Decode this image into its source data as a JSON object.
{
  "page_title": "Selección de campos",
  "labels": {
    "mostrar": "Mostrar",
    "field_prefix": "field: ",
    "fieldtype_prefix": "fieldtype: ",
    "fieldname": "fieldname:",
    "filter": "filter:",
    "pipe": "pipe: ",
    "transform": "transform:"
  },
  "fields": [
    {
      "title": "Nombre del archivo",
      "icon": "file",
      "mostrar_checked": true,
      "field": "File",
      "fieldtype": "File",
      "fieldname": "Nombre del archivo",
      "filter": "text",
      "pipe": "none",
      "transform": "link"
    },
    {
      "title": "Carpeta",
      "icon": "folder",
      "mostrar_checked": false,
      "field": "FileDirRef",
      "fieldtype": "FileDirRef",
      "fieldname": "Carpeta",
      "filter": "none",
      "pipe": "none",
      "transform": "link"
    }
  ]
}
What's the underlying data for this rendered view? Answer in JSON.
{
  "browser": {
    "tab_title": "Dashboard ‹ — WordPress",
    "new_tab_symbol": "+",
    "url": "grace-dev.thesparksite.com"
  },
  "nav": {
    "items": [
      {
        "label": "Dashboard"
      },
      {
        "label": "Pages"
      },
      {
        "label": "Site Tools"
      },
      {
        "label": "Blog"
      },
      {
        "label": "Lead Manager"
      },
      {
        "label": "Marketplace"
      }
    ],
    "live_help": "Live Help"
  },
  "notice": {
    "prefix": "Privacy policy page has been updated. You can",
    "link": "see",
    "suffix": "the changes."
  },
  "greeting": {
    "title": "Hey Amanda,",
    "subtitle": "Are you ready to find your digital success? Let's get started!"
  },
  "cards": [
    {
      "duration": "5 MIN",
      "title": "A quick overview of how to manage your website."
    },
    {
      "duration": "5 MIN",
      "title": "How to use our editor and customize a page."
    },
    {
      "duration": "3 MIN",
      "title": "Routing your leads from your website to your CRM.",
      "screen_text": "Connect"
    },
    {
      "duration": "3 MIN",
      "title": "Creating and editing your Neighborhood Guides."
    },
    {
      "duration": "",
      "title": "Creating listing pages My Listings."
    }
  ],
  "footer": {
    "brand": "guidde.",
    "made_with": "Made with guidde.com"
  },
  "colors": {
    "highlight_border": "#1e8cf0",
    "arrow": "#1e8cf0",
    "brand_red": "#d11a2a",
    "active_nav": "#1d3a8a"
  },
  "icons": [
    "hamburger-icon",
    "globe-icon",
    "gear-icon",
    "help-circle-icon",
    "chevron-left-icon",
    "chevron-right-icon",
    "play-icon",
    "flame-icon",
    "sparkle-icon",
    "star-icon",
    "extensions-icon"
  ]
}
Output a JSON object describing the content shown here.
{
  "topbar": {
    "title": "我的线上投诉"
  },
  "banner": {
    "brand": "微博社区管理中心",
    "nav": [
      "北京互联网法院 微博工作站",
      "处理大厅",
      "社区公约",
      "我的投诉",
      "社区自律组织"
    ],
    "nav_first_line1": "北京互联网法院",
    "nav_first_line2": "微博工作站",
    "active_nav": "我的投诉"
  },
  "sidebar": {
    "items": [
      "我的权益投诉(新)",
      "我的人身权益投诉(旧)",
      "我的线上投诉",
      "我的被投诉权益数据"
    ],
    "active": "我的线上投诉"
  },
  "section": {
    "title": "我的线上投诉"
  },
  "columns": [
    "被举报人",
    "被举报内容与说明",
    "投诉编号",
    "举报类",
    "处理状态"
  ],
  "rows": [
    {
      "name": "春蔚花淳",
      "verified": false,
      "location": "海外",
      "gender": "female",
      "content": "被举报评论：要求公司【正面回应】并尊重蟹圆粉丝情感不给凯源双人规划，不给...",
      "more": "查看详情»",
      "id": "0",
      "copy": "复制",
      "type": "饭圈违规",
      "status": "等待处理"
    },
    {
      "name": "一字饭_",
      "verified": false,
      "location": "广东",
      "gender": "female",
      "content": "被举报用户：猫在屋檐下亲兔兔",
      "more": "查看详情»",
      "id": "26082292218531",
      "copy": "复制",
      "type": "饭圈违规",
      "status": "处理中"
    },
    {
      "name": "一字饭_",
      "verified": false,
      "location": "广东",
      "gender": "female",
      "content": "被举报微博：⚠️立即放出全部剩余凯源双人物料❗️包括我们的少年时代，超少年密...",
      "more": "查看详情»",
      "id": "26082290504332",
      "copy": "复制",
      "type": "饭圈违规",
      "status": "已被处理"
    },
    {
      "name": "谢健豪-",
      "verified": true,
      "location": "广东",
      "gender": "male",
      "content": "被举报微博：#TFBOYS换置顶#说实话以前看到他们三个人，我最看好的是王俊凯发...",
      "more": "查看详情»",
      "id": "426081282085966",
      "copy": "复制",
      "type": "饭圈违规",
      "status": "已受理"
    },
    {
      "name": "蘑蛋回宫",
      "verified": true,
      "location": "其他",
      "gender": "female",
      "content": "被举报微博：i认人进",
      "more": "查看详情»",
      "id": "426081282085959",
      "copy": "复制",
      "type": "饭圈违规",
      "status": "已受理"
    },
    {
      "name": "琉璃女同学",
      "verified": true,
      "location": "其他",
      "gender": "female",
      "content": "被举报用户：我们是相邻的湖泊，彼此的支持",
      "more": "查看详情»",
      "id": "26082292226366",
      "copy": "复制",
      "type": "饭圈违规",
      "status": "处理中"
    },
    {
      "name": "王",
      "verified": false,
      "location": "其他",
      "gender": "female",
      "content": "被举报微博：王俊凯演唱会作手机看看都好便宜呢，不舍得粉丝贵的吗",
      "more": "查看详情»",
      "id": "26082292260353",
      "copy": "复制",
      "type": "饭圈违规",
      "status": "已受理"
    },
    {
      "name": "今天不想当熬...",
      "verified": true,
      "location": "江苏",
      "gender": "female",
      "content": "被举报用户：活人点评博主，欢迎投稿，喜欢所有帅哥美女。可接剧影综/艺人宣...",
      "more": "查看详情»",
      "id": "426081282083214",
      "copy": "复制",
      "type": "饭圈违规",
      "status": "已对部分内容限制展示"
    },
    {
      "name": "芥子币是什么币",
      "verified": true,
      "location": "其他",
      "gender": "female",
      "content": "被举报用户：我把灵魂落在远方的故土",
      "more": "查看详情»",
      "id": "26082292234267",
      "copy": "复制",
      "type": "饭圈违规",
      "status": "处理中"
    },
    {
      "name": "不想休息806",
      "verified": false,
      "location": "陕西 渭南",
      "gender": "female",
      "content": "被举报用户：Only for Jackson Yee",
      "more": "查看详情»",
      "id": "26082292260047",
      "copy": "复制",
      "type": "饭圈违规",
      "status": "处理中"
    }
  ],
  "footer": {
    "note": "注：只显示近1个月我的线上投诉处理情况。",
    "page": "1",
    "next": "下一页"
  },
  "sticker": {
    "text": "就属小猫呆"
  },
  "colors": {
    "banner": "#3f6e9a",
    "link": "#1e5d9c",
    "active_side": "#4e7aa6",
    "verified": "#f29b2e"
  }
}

§ **Required work**:
Restate all of the entries exactly, please.

§ **Exercise output**:
Decode this image into its source data as a JSON object.
{
  "page_title": "Selección de campos",
  "labels": {
    "mostrar": "Mostrar",
    "field_prefix": "field: ",
    "fieldtype_prefix": "fieldtype: ",
    "fieldname": "fieldname:",
    "filter": "filter:",
    "pipe": "pipe: ",
    "transform": "transform:"
  },
  "fields": [
    {
      "title": "Nombre del archivo",
      "icon": "file",
      "mostrar_checked": true,
      "field": "File",
      "fieldtype": "File",
      "fieldname": "Nombre del archivo",
      "filter": "text",
      "pipe": "none",
      "transform": "link"
    },
    {
      "title": "Carpeta",
      "icon": "folder",
      "mostrar_checked": false,
      "field": "FileDirRef",
      "fieldtype": "FileDirRef",
      "fieldname": "Carpeta",
      "filter": "none",
      "pipe": "none",
      "transform": "link"
    }
  ]
}
What's the underlying data for this rendered view? Answer in JSON.
{
  "browser": {
    "tab_title": "Dashboard ‹ — WordPress",
    "new_tab_symbol": "+",
    "url": "grace-dev.thesparksite.com"
  },
  "nav": {
    "items": [
      {
        "label": "Dashboard"
      },
      {
        "label": "Pages"
      },
      {
        "label": "Site Tools"
      },
      {
        "label": "Blog"
      },
      {
        "label": "Lead Manager"
      },
      {
        "label": "Marketplace"
      }
    ],
    "live_help": "Live Help"
  },
  "notice": {
    "prefix": "Privacy policy page has been updated. You can",
    "link": "see",
    "suffix": "the changes."
  },
  "greeting": {
    "title": "Hey Amanda,",
    "subtitle": "Are you ready to find your digital success? Let's get started!"
  },
  "cards": [
    {
      "duration": "5 MIN",
      "title": "A quick overview of how to manage your website."
    },
    {
      "duration": "5 MIN",
      "title": "How to use our editor and customize a page."
    },
    {
      "duration": "3 MIN",
      "title": "Routing your leads from your website to your CRM.",
      "screen_text": "Connect"
    },
    {
      "duration": "3 MIN",
      "title": "Creating and editing your Neighborhood Guides."
    },
    {
      "duration": "",
      "title": "Creating listing pages My Listings."
    }
  ],
  "footer": {
    "brand": "guidde.",
    "made_with": "Made with guidde.com"
  },
  "colors": {
    "highlight_border": "#1e8cf0",
    "arrow": "#1e8cf0",
    "brand_red": "#d11a2a",
    "active_nav": "#1d3a8a"
  },
  "icons": [
    "hamburger-icon",
    "globe-icon",
    "gear-icon",
    "help-circle-icon",
    "chevron-left-icon",
    "chevron-right-icon",
    "play-icon",
    "flame-icon",
    "sparkle-icon",
    "star-icon",
    "extensions-icon"
  ]
}
Output a JSON object describing the content shown here.
{
  "topbar": {
    "title": "我的线上投诉"
  },
  "banner": {
    "brand": "微博社区管理中心",
    "nav": [
      "北京互联网法院 微博工作站",
      "处理大厅",
      "社区公约",
      "我的投诉",
      "社区自律组织"
    ],
    "nav_first_line1": "北京互联网法院",
    "nav_first_line2": "微博工作站",
    "active_nav": "我的投诉"
  },
  "sidebar": {
    "items": [
      "我的权益投诉(新)",
      "我的人身权益投诉(旧)",
      "我的线上投诉",
      "我的被投诉权益数据"
    ],
    "active": "我的线上投诉"
  },
  "section": {
    "title": "我的线上投诉"
  },
  "columns": [
    "被举报人",
    "被举报内容与说明",
    "投诉编号",
    "举报类",
    "处理状态"
  ],
  "rows": [
    {
      "name": "春蔚花淳",
      "verified": false,
      "location": "海外",
      "gender": "female",
      "content": "被举报评论：要求公司【正面回应】并尊重蟹圆粉丝情感不给凯源双人规划，不给...",
      "more": "查看详情»",
      "id": "0",
      "copy": "复制",
      "type": "饭圈违规",
      "status": "等待处理"
    },
    {
      "name": "一字饭_",
      "verified": false,
      "location": "广东",
      "gender": "female",
      "content": "被举报用户：猫在屋檐下亲兔兔",
      "more": "查看详情»",
      "id": "26082292218531",
      "copy": "复制",
      "type": "饭圈违规",
      "status": "处理中"
    },
    {
      "name": "一字饭_",
      "verified": false,
      "location": "广东",
      "gender": "female",
      "content": "被举报微博：⚠️立即放出全部剩余凯源双人物料❗️包括我们的少年时代，超少年密...",
      "more": "查看详情»",
      "id": "26082290504332",
      "copy": "复制",
      "type": "饭圈违规",
      "status": "已被处理"
    },
    {
      "name": "谢健豪-",
      "verified": true,
      "location": "广东",
      "gender": "male",
      "content": "被举报微博：#TFBOYS换置顶#说实话以前看到他们三个人，我最看好的是王俊凯发...",
      "more": "查看详情»",
      "id": "426081282085966",
      "copy": "复制",
      "type": "饭圈违规",
      "status": "已受理"
    },
    {
      "name": "蘑蛋回宫",
      "verified": true,
      "location": "其他",
      "gender": "female",
      "content": "被举报微博：i认人进",
      "more": "查看详情»",
      "id": "426081282085959",
      "copy": "复制",
      "type": "饭圈违规",
      "status": "已受理"
    },
    {
      "name": "琉璃女同学",
      "verified": true,
      "location": "其他",
      "gender": "female",
      "content": "被举报用户：我们是相邻的湖泊，彼此的支持",
      "more": "查看详情»",
      "id": "26082292226366",
      "copy": "复制",
      "type": "饭圈违规",
      "status": "处理中"
    },
    {
      "name": "王",
      "verified": false,
      "location": "其他",
      "gender": "female",
      "content": "被举报微博：王俊凯演唱会作手机看看都好便宜呢，不舍得粉丝贵的吗",
      "more": "查看详情»",
      "id": "26082292260353",
      "copy": "复制",
      "type": "饭圈违规",
      "status": "已受理"
    },
    {
      "name": "今天不想当熬...",
      "verified": true,
      "location": "江苏",
      "gender": "female",
      "content": "被举报用户：活人点评博主，欢迎投稿，喜欢所有帅哥美女。可接剧影综/艺人宣...",
      "more": "查看详情»",
      "id": "426081282083214",
      "copy": "复制",
      "type": "饭圈违规",
      "status": "已对部分内容限制展示"
    },
    {
      "name": "芥子币是什么币",
      "verified": true,
      "location": "其他",
      "gender": "female",
      "content": "被举报用户：我把灵魂落在远方的故土",
      "more": "查看详情»",
      "id": "26082292234267",
      "copy": "复制",
      "type": "饭圈违规",
      "status": "处理中"
    },
    {
      "name": "不想休息806",
      "verified": false,
      "location": "陕西 渭南",
      "gender": "female",
      "content": "被举报用户：Only for Jackson Yee",
      "more": "查看详情»",
      "id": "26082292260047",
      "copy": "复制",
      "type": "饭圈违规",
      "status": "处理中"
    }
  ],
  "footer": {
    "note": "注：只显示近1个月我的线上投诉处理情况。",
    "page": "1",
    "next": "下一页"
  },
  "sticker": {
    "text": "就属小猫呆"
  },
  "colors": {
    "banner": "#3f6e9a",
    "link": "#1e5d9c",
    "active_side": "#4e7aa6",
    "verified": "#f29b2e"
  }
}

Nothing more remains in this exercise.